**INSTRUCTIONS FOR THE TASK:** Copy the following lines word for word, starting at the line containing "heart-icon — [505, 1122, 531, 1146]" and ending after the line containing "like-button[interactable]: 10 —".

(Dataset records)
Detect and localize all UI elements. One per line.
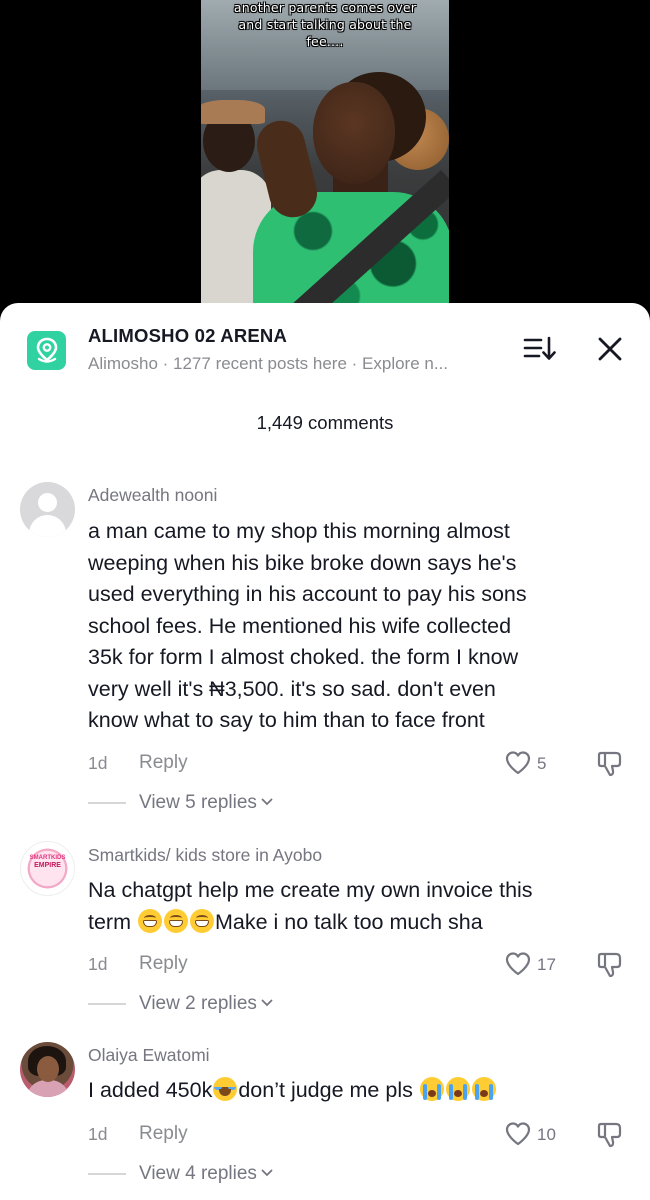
heart-icon — [505, 1122, 531, 1146]
dislike-icon[interactable] — [596, 1120, 626, 1150]
heart-icon — [505, 751, 531, 775]
avatar[interactable] — [20, 482, 75, 537]
replies-divider — [88, 1003, 126, 1005]
reply-button[interactable]: Reply — [139, 953, 188, 975]
avatar-logo-text: EMPIRE — [34, 862, 61, 869]
view-replies-label: View 2 replies — [139, 993, 257, 1014]
like-button[interactable]: 10 — [504, 1121, 564, 1149]
comment-line: school fees. He mentioned his wife colle… — [88, 613, 512, 638]
avatar[interactable]: SMARTKIDS EMPIRE — [20, 841, 75, 896]
video-caption: another parents comes over and start tal… — [201, 0, 449, 50]
replies-divider — [88, 802, 126, 804]
grinning-emoji-icon — [137, 908, 162, 933]
replies-divider — [88, 1173, 126, 1175]
avatar-body — [29, 515, 66, 537]
video-player[interactable]: another parents comes over and start tal… — [201, 0, 449, 310]
like-count: 5 — [537, 754, 547, 773]
view-replies-button[interactable]: View 5 replies — [139, 792, 273, 814]
view-replies-button[interactable]: View 4 replies — [139, 1163, 273, 1185]
passenger-cap — [201, 100, 265, 124]
avatar-face — [37, 1056, 59, 1082]
reply-button[interactable]: Reply — [139, 1123, 188, 1145]
comment-line: a man came to my shop this morning almos… — [88, 519, 510, 543]
comment-time: 1d — [88, 954, 108, 974]
caption-line: and start talking about the — [238, 17, 412, 32]
joy-emoji-icon — [213, 1077, 238, 1101]
like-count: 17 — [537, 955, 556, 974]
dislike-icon[interactable] — [596, 749, 626, 779]
comment-line: 35k for form I almost choked. the form I… — [88, 645, 519, 669]
comment-line: used everything in his account to pay hi… — [88, 582, 527, 606]
comment-line: Na chatgpt help me create my own invoice… — [88, 878, 533, 902]
heart-icon — [505, 952, 531, 976]
comment-text: a man came to my shop this morning almos… — [88, 516, 628, 737]
grinning-emoji-icon — [163, 908, 188, 933]
sort-icon[interactable] — [522, 334, 556, 364]
comments-count: 1,449 comments — [256, 412, 394, 433]
comment-text-part: I added 450k — [88, 1078, 213, 1102]
view-replies-button[interactable]: View 2 replies — [139, 993, 273, 1015]
avatar[interactable] — [20, 1042, 75, 1097]
comment-line: I added 450k don’t judge me pls — [88, 1075, 628, 1107]
comment-line: very well it's ₦3,500. it's so sad. don'… — [88, 676, 496, 701]
comment-username[interactable]: Adewealth nooni — [88, 485, 217, 506]
like-button[interactable]: 17 — [504, 951, 564, 979]
comment-text: Na chatgpt help me create my own invoice… — [88, 875, 628, 938]
sob-emoji-icon — [419, 1077, 444, 1101]
like-count: 10 — [537, 1125, 556, 1144]
place-title[interactable]: ALIMOSHO 02 ARENA — [88, 325, 287, 347]
face — [313, 82, 395, 184]
comment-line: know what to say to him than to face fro… — [88, 708, 485, 732]
comment-line: term Make i no talk too much sha — [88, 907, 628, 939]
map-pin-icon[interactable] — [27, 331, 66, 370]
comment-text-part: don’t judge me pls — [238, 1078, 419, 1102]
sob-emoji-icon — [471, 1077, 496, 1101]
chevron-down-icon — [261, 798, 273, 806]
view-replies-label: View 4 replies — [139, 1163, 257, 1184]
close-icon[interactable] — [596, 335, 624, 363]
reply-button[interactable]: Reply — [139, 752, 188, 774]
avatar-head — [38, 493, 57, 512]
comment-line: weeping when his bike broke down says he… — [88, 550, 517, 575]
comments-sheet: ALIMOSHO 02 ARENA Alimosho · 1277 recent… — [0, 303, 650, 1200]
comment-text: I added 450k don’t judge me pls — [88, 1075, 628, 1107]
caption-line: fee.... — [306, 34, 344, 49]
grinning-emoji-icon — [189, 908, 214, 933]
chevron-down-icon — [261, 1169, 273, 1177]
chevron-down-icon — [261, 999, 273, 1007]
comment-time: 1d — [88, 1124, 108, 1144]
avatar-logo-text: SMARTKIDS — [29, 855, 66, 861]
caption-line: another parents comes over — [233, 0, 417, 15]
view-replies-label: View 5 replies — [139, 792, 257, 813]
sob-emoji-icon — [445, 1077, 470, 1101]
video-background: another parents comes over and start tal… — [0, 0, 650, 330]
dislike-icon[interactable] — [596, 950, 626, 980]
place-subtitle[interactable]: Alimosho · 1277 recent posts here · Expl… — [88, 354, 448, 374]
like-button[interactable]: 5 — [504, 750, 564, 778]
comment-username[interactable]: Olaiya Ewatomi — [88, 1045, 210, 1066]
comment-username[interactable]: Smartkids/ kids store in Ayobo — [88, 845, 322, 866]
comment-time: 1d — [88, 753, 108, 773]
comment-text-part: term — [88, 909, 137, 934]
avatar-top — [26, 1080, 70, 1097]
comment-text-part: Make i no talk too much sha — [214, 909, 483, 934]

**EXERCISE OUTPUT:**
heart-icon — [505, 1122, 531, 1146]
dislike-icon[interactable] — [596, 1120, 626, 1150]
heart-icon — [505, 751, 531, 775]
avatar[interactable] — [20, 482, 75, 537]
replies-divider — [88, 1003, 126, 1005]
reply-button[interactable]: Reply — [139, 953, 188, 975]
avatar-logo-text: EMPIRE — [34, 862, 61, 869]
view-replies-label: View 2 replies — [139, 993, 257, 1014]
like-button[interactable]: 10 — [504, 1121, 564, 1149]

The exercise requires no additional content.